**Records shown**
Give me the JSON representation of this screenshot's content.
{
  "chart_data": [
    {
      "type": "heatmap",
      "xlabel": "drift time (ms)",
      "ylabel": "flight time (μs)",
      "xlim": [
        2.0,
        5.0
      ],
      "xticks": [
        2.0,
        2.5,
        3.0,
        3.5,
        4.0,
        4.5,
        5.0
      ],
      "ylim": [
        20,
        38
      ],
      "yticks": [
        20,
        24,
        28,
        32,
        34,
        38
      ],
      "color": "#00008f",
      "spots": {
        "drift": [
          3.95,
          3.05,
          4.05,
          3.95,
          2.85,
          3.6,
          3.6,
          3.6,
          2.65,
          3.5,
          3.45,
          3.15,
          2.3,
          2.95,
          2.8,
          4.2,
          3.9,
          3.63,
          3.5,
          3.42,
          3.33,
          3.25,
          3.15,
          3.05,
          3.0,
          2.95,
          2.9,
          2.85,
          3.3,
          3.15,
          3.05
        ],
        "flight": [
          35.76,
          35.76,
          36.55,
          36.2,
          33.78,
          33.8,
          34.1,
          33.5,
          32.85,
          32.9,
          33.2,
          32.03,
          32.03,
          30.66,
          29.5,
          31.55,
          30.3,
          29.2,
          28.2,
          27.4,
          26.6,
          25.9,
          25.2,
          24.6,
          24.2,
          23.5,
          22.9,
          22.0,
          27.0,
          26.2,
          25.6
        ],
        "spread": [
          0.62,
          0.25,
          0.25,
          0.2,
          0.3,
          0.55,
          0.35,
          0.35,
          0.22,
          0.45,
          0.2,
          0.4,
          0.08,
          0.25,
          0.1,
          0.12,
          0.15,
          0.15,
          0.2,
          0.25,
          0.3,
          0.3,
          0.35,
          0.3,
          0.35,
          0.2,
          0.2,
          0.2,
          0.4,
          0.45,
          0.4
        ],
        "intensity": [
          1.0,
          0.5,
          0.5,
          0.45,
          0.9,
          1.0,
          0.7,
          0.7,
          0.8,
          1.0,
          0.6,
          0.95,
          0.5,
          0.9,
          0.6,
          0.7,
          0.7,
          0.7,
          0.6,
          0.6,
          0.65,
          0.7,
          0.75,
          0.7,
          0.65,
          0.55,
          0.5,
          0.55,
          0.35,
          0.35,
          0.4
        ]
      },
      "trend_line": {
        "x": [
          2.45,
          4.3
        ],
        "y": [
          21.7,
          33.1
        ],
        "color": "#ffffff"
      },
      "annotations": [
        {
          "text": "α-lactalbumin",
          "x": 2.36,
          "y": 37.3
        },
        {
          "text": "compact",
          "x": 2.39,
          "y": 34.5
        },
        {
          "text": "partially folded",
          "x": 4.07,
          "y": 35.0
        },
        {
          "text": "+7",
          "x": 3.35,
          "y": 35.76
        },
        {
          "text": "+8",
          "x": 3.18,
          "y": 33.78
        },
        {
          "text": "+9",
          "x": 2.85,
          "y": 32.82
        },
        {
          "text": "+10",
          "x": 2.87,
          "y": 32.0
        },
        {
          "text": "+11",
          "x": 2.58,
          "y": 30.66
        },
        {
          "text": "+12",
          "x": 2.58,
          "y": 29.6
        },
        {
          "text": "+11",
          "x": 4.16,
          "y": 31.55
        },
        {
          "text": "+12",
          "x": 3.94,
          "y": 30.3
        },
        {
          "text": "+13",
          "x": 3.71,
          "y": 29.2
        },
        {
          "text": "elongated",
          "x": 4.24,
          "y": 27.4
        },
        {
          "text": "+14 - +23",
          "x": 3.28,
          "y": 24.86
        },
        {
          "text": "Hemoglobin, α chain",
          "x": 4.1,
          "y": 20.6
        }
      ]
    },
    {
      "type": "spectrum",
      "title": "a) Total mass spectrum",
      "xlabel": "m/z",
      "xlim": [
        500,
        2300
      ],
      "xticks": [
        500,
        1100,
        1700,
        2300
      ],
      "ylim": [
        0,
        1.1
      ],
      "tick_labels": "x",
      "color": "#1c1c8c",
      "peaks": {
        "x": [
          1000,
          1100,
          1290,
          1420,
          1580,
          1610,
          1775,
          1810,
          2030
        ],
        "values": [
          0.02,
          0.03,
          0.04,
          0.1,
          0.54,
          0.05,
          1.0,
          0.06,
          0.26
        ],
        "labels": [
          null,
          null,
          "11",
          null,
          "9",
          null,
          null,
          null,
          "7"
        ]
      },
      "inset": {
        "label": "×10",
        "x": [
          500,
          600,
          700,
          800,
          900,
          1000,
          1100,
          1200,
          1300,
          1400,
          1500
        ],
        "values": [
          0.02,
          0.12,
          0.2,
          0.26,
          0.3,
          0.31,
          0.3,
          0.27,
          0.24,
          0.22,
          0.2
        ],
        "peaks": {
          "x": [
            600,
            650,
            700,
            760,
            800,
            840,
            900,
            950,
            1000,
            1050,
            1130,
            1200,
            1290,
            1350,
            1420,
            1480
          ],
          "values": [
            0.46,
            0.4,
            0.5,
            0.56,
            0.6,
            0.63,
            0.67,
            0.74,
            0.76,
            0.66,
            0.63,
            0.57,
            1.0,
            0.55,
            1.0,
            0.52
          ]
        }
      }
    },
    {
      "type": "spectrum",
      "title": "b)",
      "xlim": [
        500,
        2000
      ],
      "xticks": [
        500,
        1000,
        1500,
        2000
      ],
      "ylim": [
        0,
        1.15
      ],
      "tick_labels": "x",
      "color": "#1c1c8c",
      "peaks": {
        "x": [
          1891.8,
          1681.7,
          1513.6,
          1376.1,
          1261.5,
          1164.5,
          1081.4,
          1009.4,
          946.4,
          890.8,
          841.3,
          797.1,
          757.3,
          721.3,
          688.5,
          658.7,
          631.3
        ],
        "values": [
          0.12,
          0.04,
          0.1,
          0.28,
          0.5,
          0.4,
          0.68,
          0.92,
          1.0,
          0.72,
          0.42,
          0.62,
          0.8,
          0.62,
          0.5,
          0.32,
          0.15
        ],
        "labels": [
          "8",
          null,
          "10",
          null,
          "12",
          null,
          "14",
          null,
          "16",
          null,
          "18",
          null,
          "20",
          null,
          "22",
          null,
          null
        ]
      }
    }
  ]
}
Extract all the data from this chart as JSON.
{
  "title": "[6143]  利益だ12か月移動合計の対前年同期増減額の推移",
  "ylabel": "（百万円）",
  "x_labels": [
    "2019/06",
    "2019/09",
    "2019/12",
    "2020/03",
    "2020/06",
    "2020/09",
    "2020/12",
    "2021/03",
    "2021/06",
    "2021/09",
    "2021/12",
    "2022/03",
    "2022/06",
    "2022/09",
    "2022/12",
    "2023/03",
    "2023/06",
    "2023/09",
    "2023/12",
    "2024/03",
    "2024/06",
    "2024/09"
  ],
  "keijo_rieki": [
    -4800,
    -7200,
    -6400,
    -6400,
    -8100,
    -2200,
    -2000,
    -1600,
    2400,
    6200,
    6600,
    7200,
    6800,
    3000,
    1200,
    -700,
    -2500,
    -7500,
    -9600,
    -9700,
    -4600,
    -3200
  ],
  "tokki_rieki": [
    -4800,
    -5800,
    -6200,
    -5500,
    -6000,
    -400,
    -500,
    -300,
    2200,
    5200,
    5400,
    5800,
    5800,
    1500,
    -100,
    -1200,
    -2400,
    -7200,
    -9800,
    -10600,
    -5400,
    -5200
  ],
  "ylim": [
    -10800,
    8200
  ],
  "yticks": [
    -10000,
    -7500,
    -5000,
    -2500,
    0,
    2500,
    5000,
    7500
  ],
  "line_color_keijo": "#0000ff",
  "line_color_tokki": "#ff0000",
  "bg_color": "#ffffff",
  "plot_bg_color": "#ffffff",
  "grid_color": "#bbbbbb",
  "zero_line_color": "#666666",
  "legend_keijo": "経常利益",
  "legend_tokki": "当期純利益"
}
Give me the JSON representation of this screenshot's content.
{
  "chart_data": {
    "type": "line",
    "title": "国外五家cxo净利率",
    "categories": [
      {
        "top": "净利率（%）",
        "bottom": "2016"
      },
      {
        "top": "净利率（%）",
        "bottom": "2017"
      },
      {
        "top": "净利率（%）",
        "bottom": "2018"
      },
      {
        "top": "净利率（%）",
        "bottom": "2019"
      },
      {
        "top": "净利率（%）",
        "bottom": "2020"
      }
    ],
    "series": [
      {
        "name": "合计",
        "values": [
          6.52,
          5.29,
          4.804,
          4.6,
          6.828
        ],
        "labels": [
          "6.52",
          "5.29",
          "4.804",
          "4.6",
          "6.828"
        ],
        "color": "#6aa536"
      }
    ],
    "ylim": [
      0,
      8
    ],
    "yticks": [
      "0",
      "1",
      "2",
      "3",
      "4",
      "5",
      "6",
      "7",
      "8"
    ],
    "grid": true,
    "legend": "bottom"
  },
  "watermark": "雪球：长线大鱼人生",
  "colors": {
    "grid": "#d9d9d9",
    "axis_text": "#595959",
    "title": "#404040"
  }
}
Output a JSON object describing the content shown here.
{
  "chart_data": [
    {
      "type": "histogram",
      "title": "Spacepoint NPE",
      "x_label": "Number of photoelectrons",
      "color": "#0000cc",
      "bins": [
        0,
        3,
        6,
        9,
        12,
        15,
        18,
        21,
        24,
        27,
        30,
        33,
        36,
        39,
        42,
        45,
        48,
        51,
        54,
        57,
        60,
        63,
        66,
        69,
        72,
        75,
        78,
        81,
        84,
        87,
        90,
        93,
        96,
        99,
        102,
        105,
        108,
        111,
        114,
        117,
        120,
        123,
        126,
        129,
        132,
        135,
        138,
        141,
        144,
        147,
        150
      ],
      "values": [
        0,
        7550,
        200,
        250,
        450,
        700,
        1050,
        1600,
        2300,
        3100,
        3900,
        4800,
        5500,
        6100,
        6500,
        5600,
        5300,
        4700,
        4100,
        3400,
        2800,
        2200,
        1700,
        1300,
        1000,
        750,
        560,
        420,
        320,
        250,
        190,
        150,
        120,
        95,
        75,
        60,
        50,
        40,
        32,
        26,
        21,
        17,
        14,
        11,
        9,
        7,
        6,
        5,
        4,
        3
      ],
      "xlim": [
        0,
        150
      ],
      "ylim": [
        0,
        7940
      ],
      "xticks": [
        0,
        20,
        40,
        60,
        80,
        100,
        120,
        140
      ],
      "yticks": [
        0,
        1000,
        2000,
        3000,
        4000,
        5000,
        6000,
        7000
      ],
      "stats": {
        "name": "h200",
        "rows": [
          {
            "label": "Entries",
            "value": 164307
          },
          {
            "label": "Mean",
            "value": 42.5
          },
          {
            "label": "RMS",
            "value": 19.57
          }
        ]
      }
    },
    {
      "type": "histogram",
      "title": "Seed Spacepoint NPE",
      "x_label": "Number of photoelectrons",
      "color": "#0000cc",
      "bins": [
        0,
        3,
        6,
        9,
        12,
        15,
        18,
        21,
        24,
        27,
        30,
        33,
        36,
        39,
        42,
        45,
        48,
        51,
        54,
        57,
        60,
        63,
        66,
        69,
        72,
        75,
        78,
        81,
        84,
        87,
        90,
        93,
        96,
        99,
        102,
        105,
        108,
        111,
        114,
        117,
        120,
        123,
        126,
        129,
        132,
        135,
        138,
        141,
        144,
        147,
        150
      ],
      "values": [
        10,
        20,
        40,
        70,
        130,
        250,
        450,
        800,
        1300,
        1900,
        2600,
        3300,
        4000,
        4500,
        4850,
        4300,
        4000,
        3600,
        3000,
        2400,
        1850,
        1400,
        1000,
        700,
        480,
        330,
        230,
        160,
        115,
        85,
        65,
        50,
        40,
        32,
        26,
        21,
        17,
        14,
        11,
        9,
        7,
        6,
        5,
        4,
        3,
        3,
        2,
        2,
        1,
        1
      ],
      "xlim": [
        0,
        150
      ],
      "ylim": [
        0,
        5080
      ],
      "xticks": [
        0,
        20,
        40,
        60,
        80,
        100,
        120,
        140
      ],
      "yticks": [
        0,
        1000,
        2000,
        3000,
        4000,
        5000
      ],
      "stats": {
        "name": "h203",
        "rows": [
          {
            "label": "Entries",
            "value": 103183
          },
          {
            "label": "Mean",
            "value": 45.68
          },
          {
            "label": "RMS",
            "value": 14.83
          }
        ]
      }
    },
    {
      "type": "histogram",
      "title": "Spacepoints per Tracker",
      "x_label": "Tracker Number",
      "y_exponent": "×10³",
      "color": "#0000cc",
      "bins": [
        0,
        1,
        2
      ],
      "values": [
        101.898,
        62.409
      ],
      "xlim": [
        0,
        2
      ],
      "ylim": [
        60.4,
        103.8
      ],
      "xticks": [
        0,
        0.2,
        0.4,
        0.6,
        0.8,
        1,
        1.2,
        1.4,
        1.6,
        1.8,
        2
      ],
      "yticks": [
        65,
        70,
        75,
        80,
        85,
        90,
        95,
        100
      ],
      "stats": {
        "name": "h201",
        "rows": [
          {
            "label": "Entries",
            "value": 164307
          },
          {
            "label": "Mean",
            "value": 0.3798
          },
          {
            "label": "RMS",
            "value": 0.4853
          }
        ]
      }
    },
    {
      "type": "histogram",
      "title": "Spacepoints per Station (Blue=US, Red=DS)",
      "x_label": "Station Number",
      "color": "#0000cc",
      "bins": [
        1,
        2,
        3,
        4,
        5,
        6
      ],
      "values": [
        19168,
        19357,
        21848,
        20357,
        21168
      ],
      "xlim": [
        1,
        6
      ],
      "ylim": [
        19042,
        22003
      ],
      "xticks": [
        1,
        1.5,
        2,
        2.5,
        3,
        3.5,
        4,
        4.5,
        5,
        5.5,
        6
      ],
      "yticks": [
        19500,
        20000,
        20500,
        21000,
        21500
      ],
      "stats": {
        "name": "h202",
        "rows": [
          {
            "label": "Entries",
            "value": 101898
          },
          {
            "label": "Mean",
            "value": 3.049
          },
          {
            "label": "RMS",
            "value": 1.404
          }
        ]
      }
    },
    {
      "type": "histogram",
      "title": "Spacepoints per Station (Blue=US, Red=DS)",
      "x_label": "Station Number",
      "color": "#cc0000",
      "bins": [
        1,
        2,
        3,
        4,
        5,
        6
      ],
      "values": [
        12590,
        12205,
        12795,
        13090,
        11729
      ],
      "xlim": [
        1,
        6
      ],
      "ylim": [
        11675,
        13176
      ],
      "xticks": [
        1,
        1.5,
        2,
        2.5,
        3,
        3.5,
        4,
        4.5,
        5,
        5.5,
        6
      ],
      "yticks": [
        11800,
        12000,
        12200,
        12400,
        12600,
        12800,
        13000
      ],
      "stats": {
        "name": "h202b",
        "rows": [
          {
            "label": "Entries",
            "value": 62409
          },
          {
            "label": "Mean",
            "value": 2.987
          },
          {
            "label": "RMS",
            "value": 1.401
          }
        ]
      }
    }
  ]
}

**Work to be completed**
Find and copy each line above that includes the string "title".

**Response below**
      "title": "a) Total mass spectrum",
      "title": "b)",
  "title": "[6143]  利益だ12か月移動合計の対前年同期増減額の推移",
    "title": "国外五家cxo净利率",
    "title": "#404040"
      "title": "Spacepoint NPE",
      "title": "Seed Spacepoint NPE",
      "title": "Spacepoints per Tracker",
      "title": "Spacepoints per Station (Blue=US, Red=DS)",
      "title": "Spacepoints per Station (Blue=US, Red=DS)",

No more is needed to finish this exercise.